### Goal of the exercise
Send each entry back exactly as given, pictures excluded.

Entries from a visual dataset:
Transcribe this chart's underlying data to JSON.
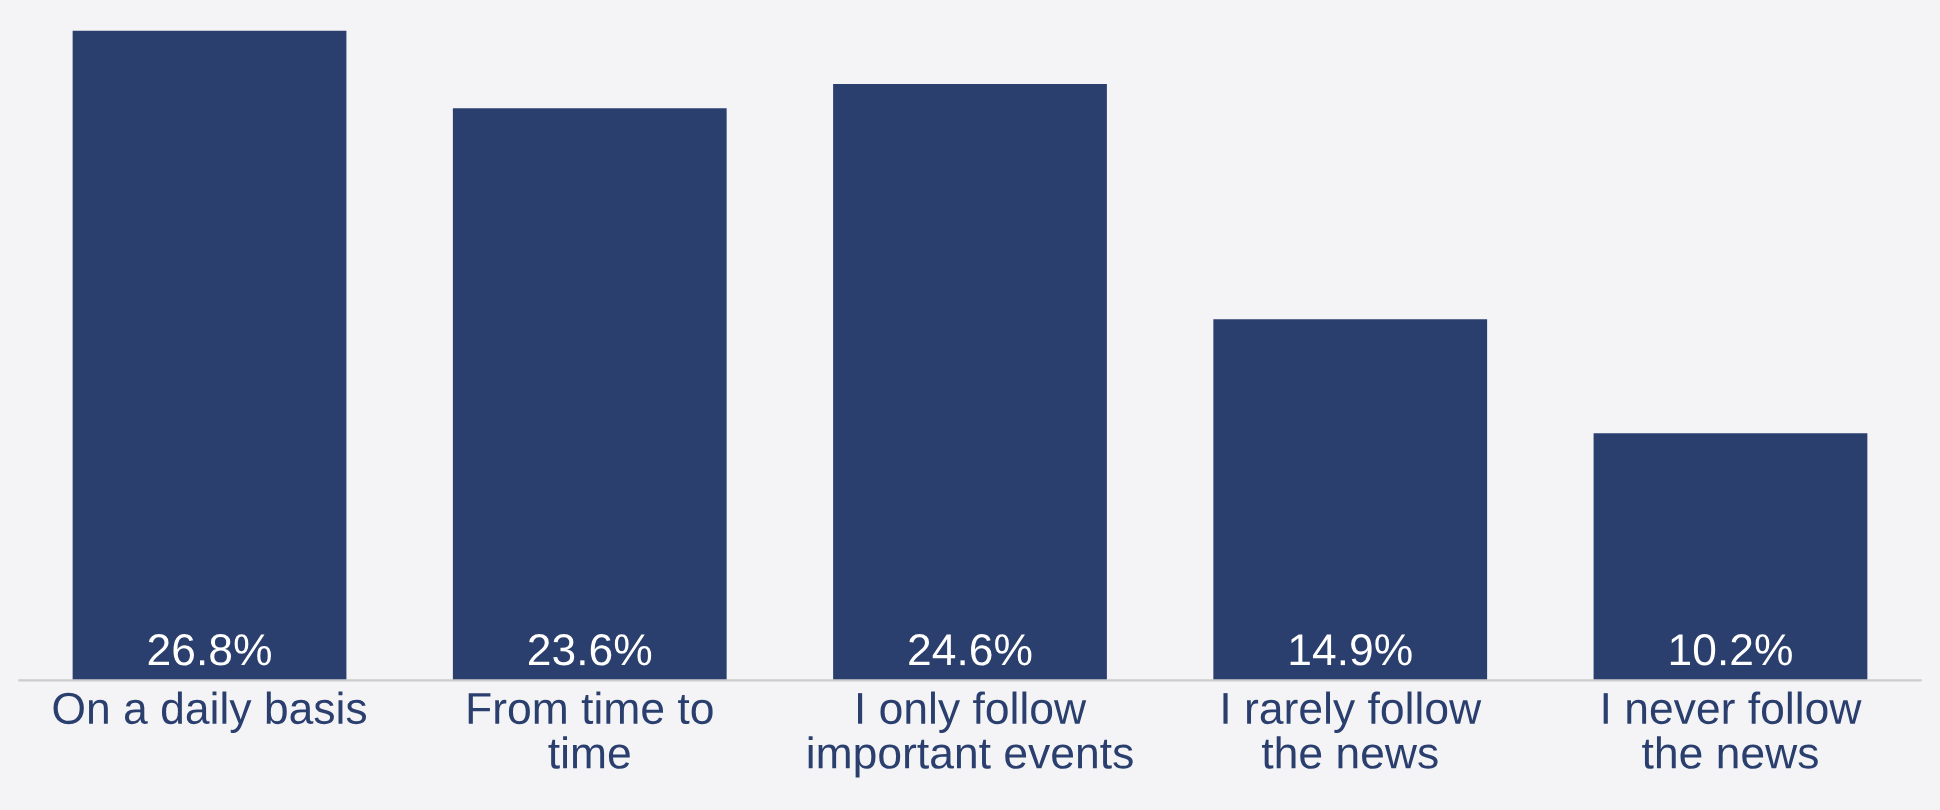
{
  "chart_data": {
    "type": "bar",
    "categories": [
      "On a daily basis",
      "From time to\ntime",
      "I only follow\nimportant events",
      "I rarely follow\nthe news",
      "I never follow\nthe news"
    ],
    "values": [
      26.8,
      23.6,
      24.6,
      14.9,
      10.2
    ],
    "value_labels": [
      "26.8%",
      "23.6%",
      "24.6%",
      "14.9%",
      "10.2%"
    ],
    "color": "#2b3f6e",
    "grid": false,
    "legend": false
  }
}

### Task response
Transcribe this chart's underlying data to JSON.
{
  "chart_data": {
    "type": "bar",
    "categories": [
      "On a daily basis",
      "From time to\ntime",
      "I only follow\nimportant events",
      "I rarely follow\nthe news",
      "I never follow\nthe news"
    ],
    "values": [
      26.8,
      23.6,
      24.6,
      14.9,
      10.2
    ],
    "value_labels": [
      "26.8%",
      "23.6%",
      "24.6%",
      "14.9%",
      "10.2%"
    ],
    "color": "#2b3f6e",
    "grid": false,
    "legend": false
  }
}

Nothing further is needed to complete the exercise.